# start of Information shown

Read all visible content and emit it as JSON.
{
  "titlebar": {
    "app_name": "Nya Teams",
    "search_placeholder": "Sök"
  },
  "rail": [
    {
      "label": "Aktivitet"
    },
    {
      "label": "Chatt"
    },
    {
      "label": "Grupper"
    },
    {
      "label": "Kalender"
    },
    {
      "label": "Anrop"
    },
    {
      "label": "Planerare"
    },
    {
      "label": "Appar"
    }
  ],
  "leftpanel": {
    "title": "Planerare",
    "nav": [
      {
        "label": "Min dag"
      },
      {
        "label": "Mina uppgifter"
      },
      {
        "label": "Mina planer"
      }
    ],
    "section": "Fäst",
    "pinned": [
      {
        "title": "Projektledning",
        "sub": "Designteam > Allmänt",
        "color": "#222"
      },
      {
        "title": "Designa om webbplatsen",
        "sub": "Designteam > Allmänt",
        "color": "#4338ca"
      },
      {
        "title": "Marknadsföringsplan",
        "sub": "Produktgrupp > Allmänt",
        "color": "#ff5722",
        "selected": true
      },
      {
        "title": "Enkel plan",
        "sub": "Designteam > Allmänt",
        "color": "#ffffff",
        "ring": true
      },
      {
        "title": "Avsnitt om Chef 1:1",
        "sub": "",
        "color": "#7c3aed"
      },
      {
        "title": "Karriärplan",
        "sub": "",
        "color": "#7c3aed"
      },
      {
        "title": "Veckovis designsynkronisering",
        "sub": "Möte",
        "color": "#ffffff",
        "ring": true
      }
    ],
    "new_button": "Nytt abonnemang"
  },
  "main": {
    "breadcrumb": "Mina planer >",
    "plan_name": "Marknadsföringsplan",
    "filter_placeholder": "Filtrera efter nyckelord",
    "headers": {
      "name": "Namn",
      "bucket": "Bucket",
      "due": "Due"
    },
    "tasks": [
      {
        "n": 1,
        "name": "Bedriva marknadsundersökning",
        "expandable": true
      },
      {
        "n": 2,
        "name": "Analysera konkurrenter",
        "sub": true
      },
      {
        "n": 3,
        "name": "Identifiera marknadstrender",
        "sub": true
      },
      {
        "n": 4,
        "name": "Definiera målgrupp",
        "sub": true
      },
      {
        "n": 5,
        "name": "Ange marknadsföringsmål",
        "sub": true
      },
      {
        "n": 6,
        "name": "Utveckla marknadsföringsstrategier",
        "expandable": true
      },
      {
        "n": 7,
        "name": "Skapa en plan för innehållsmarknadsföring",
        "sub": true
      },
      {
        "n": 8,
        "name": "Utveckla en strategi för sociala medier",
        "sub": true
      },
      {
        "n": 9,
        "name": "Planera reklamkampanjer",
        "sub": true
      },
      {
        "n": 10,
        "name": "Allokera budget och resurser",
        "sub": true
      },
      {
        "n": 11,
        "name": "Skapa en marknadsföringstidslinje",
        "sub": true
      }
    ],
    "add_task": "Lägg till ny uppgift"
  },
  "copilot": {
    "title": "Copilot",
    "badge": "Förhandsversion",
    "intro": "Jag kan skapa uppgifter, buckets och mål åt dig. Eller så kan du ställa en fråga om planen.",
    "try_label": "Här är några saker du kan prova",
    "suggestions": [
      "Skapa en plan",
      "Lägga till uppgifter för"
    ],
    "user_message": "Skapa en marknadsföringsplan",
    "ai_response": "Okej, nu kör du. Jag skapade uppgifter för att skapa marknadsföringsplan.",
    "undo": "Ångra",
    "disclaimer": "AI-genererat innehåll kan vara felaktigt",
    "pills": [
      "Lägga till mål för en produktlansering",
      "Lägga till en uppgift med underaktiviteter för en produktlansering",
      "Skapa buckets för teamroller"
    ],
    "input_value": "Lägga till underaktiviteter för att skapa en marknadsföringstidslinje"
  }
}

# end of Information shown

__Instructions to follow__. Write out the data again, exactly and in full.

__Output of the task__.
Read all visible content and emit it as JSON.
{
  "titlebar": {
    "app_name": "Nya Teams",
    "search_placeholder": "Sök"
  },
  "rail": [
    {
      "label": "Aktivitet"
    },
    {
      "label": "Chatt"
    },
    {
      "label": "Grupper"
    },
    {
      "label": "Kalender"
    },
    {
      "label": "Anrop"
    },
    {
      "label": "Planerare"
    },
    {
      "label": "Appar"
    }
  ],
  "leftpanel": {
    "title": "Planerare",
    "nav": [
      {
        "label": "Min dag"
      },
      {
        "label": "Mina uppgifter"
      },
      {
        "label": "Mina planer"
      }
    ],
    "section": "Fäst",
    "pinned": [
      {
        "title": "Projektledning",
        "sub": "Designteam > Allmänt",
        "color": "#222"
      },
      {
        "title": "Designa om webbplatsen",
        "sub": "Designteam > Allmänt",
        "color": "#4338ca"
      },
      {
        "title": "Marknadsföringsplan",
        "sub": "Produktgrupp > Allmänt",
        "color": "#ff5722",
        "selected": true
      },
      {
        "title": "Enkel plan",
        "sub": "Designteam > Allmänt",
        "color": "#ffffff",
        "ring": true
      },
      {
        "title": "Avsnitt om Chef 1:1",
        "sub": "",
        "color": "#7c3aed"
      },
      {
        "title": "Karriärplan",
        "sub": "",
        "color": "#7c3aed"
      },
      {
        "title": "Veckovis designsynkronisering",
        "sub": "Möte",
        "color": "#ffffff",
        "ring": true
      }
    ],
    "new_button": "Nytt abonnemang"
  },
  "main": {
    "breadcrumb": "Mina planer >",
    "plan_name": "Marknadsföringsplan",
    "filter_placeholder": "Filtrera efter nyckelord",
    "headers": {
      "name": "Namn",
      "bucket": "Bucket",
      "due": "Due"
    },
    "tasks": [
      {
        "n": 1,
        "name": "Bedriva marknadsundersökning",
        "expandable": true
      },
      {
        "n": 2,
        "name": "Analysera konkurrenter",
        "sub": true
      },
      {
        "n": 3,
        "name": "Identifiera marknadstrender",
        "sub": true
      },
      {
        "n": 4,
        "name": "Definiera målgrupp",
        "sub": true
      },
      {
        "n": 5,
        "name": "Ange marknadsföringsmål",
        "sub": true
      },
      {
        "n": 6,
        "name": "Utveckla marknadsföringsstrategier",
        "expandable": true
      },
      {
        "n": 7,
        "name": "Skapa en plan för innehållsmarknadsföring",
        "sub": true
      },
      {
        "n": 8,
        "name": "Utveckla en strategi för sociala medier",
        "sub": true
      },
      {
        "n": 9,
        "name": "Planera reklamkampanjer",
        "sub": true
      },
      {
        "n": 10,
        "name": "Allokera budget och resurser",
        "sub": true
      },
      {
        "n": 11,
        "name": "Skapa en marknadsföringstidslinje",
        "sub": true
      }
    ],
    "add_task": "Lägg till ny uppgift"
  },
  "copilot": {
    "title": "Copilot",
    "badge": "Förhandsversion",
    "intro": "Jag kan skapa uppgifter, buckets och mål åt dig. Eller så kan du ställa en fråga om planen.",
    "try_label": "Här är några saker du kan prova",
    "suggestions": [
      "Skapa en plan",
      "Lägga till uppgifter för"
    ],
    "user_message": "Skapa en marknadsföringsplan",
    "ai_response": "Okej, nu kör du. Jag skapade uppgifter för att skapa marknadsföringsplan.",
    "undo": "Ångra",
    "disclaimer": "AI-genererat innehåll kan vara felaktigt",
    "pills": [
      "Lägga till mål för en produktlansering",
      "Lägga till en uppgift med underaktiviteter för en produktlansering",
      "Skapa buckets för teamroller"
    ],
    "input_value": "Lägga till underaktiviteter för att skapa en marknadsföringstidslinje"
  }
}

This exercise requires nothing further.